Exercise — Filter the entries below, keeping every line that has the word "Academic".

Stored data —
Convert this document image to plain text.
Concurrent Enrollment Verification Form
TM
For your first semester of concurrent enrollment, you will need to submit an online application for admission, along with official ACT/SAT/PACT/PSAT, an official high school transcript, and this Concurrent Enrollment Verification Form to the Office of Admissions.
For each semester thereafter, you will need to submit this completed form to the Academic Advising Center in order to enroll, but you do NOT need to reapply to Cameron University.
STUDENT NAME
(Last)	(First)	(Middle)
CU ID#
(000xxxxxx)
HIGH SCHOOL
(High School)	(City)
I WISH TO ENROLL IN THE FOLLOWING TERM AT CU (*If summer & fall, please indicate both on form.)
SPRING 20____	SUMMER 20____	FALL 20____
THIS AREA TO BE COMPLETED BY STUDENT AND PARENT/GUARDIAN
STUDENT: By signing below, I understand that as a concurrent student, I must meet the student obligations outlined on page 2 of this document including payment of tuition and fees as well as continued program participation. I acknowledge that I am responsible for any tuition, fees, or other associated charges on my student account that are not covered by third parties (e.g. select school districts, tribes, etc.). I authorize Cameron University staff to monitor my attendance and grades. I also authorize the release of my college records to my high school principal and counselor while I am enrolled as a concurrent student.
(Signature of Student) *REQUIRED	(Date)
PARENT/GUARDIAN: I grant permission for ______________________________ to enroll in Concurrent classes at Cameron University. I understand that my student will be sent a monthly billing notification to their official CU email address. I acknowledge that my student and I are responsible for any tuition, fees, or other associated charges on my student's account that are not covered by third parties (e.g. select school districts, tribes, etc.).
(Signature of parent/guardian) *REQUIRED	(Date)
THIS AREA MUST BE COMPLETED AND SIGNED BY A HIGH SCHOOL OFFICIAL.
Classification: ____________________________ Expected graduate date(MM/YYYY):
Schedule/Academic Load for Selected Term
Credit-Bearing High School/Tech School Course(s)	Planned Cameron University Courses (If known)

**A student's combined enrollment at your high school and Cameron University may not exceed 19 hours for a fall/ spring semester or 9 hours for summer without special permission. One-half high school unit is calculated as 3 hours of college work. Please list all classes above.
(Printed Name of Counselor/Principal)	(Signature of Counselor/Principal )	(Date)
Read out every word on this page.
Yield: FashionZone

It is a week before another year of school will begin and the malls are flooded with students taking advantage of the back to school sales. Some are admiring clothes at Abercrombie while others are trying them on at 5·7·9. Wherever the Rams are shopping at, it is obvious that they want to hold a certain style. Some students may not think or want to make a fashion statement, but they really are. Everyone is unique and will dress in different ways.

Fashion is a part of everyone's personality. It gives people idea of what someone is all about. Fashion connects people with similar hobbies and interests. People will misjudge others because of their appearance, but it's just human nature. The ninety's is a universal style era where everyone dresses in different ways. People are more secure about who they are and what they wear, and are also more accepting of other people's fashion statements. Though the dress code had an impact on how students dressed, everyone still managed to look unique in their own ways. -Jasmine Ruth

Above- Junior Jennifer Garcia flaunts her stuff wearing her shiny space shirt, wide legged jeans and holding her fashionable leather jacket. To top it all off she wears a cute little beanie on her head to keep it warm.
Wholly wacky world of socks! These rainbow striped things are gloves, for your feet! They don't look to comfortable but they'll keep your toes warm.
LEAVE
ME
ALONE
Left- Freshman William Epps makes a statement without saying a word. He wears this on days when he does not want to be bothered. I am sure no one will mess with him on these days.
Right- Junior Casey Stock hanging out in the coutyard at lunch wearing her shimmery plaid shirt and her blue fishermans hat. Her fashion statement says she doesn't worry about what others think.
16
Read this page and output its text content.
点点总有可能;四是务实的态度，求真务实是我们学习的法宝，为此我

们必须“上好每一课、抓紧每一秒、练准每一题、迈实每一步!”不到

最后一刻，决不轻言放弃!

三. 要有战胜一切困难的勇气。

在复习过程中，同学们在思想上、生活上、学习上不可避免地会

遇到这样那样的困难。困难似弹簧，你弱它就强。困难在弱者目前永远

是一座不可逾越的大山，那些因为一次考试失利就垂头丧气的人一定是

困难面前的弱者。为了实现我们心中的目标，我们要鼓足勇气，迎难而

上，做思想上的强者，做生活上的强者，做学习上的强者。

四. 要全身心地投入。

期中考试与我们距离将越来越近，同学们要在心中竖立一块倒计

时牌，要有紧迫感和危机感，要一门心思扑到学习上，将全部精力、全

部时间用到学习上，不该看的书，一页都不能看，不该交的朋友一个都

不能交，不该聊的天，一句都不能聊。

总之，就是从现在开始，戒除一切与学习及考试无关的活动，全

Output below —
For each semester thereafter, you will need to submit this completed form to the Academic Advising Center in order to enroll, but you do NOT need to reapply to Cameron University.
Schedule/Academic Load for Selected Term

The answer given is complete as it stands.